Layout coordinate data
----

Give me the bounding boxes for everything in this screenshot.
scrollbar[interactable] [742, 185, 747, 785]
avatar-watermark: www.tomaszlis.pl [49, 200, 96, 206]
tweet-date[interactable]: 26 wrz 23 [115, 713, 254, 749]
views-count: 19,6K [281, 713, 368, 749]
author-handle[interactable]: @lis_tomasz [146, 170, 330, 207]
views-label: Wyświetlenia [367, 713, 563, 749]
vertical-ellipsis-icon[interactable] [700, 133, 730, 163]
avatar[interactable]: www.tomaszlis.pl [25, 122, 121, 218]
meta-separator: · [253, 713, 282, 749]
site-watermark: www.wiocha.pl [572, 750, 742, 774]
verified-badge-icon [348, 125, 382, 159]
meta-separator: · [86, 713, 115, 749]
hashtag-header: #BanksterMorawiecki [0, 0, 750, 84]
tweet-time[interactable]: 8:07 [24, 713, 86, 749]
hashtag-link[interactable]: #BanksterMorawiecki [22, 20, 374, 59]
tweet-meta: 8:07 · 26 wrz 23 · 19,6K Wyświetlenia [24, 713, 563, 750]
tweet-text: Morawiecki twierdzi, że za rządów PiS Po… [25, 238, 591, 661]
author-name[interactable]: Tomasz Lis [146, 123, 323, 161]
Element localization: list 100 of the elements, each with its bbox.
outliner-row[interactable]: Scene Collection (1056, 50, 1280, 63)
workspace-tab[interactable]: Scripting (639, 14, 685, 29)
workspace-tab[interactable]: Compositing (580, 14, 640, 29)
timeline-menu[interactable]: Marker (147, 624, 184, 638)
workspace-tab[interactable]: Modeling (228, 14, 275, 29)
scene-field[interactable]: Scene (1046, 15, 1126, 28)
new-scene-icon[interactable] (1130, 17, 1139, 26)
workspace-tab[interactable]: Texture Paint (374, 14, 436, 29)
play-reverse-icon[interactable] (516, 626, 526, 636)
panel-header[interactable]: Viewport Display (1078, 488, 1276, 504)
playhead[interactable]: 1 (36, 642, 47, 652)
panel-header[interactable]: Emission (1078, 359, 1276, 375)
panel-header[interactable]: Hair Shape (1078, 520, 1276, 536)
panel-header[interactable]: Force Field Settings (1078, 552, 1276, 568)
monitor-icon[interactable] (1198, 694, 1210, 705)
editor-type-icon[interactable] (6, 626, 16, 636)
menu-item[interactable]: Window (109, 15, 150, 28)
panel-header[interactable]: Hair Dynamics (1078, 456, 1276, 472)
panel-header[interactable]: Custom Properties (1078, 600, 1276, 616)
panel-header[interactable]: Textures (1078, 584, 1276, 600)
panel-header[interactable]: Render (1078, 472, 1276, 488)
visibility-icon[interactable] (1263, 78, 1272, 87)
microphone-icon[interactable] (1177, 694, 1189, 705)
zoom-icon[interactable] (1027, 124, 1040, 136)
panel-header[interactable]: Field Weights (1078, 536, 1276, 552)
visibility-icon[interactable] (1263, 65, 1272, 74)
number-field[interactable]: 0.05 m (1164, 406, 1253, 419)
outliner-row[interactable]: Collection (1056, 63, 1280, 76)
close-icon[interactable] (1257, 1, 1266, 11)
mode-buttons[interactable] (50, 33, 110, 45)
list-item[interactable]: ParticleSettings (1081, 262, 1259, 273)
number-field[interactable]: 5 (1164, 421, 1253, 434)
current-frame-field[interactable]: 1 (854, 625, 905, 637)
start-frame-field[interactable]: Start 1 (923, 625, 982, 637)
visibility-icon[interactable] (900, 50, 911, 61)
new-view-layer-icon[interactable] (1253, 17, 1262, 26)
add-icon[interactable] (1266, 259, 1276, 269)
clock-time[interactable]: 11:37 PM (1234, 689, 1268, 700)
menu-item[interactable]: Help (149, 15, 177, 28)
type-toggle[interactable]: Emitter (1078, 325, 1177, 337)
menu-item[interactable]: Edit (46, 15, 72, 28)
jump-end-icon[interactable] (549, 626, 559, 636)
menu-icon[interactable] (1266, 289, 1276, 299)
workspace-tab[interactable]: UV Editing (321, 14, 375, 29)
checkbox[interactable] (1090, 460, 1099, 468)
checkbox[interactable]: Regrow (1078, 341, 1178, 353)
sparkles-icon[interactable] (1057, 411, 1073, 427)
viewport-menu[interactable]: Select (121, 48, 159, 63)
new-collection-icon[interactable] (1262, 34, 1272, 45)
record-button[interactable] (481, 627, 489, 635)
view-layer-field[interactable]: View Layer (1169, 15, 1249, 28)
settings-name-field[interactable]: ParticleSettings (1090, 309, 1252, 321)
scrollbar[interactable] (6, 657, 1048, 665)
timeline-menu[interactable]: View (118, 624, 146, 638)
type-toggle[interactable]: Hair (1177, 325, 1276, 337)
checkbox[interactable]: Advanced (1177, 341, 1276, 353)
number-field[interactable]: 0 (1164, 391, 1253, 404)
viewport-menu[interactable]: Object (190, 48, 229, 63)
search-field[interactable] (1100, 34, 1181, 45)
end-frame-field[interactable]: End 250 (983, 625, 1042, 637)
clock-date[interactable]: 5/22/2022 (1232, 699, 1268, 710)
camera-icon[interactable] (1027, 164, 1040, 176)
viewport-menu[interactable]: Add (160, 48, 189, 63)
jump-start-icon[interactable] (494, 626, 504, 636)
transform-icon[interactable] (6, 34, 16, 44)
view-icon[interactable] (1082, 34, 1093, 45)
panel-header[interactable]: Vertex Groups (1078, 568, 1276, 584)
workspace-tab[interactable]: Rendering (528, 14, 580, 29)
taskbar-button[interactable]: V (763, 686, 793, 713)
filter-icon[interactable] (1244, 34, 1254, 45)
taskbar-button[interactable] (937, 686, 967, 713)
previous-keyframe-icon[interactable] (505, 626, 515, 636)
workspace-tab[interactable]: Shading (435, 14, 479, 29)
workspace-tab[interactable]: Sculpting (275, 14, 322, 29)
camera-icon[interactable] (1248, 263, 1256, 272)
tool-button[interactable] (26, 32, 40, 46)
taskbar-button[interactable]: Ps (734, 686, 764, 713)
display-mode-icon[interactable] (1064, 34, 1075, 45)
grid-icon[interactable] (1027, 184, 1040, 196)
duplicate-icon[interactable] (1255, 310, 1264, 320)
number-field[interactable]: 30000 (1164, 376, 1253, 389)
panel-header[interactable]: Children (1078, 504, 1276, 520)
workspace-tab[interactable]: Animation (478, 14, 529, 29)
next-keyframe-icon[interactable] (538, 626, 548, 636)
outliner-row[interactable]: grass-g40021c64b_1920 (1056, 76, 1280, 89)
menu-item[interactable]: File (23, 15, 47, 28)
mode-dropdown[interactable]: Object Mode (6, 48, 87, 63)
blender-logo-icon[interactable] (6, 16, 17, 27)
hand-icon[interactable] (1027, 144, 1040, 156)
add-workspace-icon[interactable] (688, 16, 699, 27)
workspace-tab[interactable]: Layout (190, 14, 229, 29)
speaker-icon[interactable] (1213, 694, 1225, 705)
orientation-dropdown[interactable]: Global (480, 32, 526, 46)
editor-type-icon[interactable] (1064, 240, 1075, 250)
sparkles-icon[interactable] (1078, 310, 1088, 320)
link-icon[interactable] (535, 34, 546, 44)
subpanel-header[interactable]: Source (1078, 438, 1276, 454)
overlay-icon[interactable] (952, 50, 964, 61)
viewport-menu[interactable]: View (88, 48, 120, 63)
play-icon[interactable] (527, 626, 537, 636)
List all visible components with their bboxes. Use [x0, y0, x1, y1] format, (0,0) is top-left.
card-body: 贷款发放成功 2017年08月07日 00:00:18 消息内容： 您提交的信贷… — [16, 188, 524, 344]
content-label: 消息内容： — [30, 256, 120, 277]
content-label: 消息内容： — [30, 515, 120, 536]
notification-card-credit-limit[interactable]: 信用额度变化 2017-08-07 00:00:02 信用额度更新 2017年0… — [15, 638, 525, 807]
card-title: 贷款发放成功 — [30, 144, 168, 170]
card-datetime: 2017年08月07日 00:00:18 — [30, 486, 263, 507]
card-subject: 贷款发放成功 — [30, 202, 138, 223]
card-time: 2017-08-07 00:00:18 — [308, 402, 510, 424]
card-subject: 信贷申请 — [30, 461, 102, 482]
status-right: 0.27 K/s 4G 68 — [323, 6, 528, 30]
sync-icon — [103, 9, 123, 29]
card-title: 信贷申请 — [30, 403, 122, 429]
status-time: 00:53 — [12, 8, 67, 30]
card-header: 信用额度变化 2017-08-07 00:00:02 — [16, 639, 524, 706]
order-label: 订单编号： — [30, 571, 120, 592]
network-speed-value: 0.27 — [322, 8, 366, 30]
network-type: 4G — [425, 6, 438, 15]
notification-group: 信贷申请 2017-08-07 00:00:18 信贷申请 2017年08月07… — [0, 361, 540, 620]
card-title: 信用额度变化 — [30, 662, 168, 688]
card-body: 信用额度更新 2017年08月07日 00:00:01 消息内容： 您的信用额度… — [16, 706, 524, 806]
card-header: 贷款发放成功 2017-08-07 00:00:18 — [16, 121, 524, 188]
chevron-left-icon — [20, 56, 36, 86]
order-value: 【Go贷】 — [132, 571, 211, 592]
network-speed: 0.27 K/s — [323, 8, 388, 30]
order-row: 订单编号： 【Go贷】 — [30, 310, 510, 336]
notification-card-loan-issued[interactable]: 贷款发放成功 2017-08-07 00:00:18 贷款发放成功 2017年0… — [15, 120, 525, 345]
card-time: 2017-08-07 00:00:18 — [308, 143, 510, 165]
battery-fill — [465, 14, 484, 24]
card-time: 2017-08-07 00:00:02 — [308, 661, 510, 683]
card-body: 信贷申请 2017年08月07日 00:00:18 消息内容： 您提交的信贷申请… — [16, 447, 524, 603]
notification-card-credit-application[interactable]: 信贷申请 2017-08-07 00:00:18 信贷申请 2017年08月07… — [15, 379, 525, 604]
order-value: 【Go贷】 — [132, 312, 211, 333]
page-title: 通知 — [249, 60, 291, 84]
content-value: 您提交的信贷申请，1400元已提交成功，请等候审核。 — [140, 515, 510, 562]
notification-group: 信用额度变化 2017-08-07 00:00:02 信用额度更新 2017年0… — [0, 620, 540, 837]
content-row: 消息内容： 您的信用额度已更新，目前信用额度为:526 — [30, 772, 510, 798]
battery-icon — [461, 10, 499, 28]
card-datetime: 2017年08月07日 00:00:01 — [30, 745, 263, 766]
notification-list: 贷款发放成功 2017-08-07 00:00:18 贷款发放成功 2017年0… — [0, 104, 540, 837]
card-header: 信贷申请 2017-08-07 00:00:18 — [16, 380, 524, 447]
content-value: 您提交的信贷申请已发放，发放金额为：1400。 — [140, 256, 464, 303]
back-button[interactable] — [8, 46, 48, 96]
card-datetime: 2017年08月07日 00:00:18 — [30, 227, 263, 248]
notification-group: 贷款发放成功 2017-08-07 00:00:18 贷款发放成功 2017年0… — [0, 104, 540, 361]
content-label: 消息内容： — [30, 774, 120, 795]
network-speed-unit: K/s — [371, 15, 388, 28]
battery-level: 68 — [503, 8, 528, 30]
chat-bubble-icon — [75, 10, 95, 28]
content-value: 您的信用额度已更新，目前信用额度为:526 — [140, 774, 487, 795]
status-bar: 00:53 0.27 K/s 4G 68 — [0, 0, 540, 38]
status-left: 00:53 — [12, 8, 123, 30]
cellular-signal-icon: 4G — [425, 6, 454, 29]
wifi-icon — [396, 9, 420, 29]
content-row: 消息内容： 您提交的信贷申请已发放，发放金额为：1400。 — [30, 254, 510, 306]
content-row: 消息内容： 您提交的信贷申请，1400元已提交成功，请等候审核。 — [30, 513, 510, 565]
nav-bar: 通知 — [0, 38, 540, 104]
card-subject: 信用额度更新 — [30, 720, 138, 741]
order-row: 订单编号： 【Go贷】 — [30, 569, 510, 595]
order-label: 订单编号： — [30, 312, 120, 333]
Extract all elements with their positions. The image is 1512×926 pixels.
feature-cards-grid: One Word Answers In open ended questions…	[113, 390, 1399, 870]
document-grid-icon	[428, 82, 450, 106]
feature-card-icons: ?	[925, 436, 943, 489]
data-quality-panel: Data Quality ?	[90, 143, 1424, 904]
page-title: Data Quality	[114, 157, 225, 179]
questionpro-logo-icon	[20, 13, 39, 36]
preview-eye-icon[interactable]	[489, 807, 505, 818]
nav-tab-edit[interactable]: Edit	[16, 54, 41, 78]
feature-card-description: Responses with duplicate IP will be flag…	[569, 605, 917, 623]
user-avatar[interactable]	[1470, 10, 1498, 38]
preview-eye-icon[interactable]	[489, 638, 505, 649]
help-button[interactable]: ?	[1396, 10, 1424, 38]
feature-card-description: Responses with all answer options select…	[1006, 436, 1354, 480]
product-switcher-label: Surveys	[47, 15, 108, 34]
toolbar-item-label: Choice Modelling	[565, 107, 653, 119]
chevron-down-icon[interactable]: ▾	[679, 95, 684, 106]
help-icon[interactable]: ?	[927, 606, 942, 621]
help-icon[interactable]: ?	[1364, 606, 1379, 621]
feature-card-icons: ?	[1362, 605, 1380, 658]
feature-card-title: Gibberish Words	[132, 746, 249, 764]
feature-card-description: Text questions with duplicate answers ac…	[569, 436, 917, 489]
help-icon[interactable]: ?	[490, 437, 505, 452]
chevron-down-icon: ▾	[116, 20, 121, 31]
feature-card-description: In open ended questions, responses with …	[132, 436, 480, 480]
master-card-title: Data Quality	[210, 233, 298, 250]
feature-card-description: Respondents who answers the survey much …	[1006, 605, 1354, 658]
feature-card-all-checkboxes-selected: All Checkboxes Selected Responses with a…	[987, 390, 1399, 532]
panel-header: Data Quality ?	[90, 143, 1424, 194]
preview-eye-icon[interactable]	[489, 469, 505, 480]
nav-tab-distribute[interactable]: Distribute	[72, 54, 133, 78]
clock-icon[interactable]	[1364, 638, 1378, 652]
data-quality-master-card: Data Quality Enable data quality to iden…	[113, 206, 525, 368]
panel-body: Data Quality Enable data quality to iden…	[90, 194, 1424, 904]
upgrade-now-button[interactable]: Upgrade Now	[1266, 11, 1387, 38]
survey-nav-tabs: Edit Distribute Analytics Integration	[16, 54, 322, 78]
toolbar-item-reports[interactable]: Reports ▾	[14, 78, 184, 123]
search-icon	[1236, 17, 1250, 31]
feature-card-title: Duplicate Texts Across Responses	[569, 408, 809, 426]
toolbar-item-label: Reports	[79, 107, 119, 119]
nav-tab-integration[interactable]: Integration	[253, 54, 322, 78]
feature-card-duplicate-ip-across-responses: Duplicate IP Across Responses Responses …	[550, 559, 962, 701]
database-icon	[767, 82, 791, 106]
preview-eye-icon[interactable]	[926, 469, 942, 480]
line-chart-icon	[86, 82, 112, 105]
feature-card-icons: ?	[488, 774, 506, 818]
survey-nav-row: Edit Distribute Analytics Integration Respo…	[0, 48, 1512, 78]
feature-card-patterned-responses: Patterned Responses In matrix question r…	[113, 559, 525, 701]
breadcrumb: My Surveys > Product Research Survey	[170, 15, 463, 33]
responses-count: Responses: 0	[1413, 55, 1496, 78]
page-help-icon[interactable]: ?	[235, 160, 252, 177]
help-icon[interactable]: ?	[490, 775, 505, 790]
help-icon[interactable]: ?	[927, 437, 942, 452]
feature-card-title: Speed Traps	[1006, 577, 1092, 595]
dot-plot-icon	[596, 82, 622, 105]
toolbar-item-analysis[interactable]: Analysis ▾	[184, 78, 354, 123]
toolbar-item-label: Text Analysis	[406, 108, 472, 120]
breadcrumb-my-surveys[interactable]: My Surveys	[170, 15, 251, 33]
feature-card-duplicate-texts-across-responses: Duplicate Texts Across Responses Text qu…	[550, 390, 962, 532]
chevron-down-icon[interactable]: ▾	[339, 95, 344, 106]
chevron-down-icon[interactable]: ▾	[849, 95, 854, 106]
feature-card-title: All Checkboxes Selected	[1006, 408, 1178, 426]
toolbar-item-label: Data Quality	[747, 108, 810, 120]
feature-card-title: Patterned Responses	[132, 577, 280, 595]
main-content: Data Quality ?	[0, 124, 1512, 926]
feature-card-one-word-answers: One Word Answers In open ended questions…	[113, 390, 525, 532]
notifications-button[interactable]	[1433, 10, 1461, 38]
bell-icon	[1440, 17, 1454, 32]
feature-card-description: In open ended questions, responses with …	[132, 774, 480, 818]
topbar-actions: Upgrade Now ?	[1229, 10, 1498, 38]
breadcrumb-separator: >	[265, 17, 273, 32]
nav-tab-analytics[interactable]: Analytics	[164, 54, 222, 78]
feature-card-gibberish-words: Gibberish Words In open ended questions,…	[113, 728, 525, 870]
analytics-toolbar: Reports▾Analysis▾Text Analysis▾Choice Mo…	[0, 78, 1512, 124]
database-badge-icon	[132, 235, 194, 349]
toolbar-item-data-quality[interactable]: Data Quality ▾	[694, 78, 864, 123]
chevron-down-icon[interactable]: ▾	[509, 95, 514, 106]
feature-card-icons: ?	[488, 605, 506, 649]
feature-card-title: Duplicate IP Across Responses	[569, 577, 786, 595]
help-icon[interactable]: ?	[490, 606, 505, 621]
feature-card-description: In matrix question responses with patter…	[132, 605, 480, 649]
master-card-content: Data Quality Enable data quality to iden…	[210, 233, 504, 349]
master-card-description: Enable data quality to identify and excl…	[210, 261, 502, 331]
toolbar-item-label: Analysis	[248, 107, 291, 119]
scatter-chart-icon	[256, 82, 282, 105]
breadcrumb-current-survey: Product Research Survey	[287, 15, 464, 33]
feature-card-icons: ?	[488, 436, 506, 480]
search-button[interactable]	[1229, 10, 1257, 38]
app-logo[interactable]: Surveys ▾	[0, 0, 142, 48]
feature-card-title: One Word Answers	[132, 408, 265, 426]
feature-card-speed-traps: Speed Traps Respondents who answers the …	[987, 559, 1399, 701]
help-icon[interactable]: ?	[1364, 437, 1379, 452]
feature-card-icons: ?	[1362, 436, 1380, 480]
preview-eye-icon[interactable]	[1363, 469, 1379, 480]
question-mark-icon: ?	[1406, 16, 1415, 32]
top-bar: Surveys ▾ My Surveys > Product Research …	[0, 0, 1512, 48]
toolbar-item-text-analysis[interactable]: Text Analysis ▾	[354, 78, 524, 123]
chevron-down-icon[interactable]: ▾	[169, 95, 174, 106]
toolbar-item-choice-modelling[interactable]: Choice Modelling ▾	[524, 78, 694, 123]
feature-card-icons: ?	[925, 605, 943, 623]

----

| What this task involves |
Rewrite the entries from the start through the line containing "20, 374, 59]", replacing "meta-separator" with "dot-separator" and leaving everything else unchanged.

| Answer to the task |
Give me the bounding boxes for everything in this screenshot.
scrollbar[interactable] [742, 185, 747, 785]
avatar-watermark: www.tomaszlis.pl [49, 200, 96, 206]
tweet-date[interactable]: 26 wrz 23 [115, 713, 254, 749]
views-count: 19,6K [281, 713, 368, 749]
author-handle[interactable]: @lis_tomasz [146, 170, 330, 207]
views-label: Wyświetlenia [367, 713, 563, 749]
vertical-ellipsis-icon[interactable] [700, 133, 730, 163]
avatar[interactable]: www.tomaszlis.pl [25, 122, 121, 218]
dot-separator: · [253, 713, 282, 749]
site-watermark: www.wiocha.pl [572, 750, 742, 774]
verified-badge-icon [348, 125, 382, 159]
dot-separator: · [86, 713, 115, 749]
hashtag-header: #BanksterMorawiecki [0, 0, 750, 84]
tweet-time[interactable]: 8:07 [24, 713, 86, 749]
hashtag-link[interactable]: #BanksterMorawiecki [22, 20, 374, 59]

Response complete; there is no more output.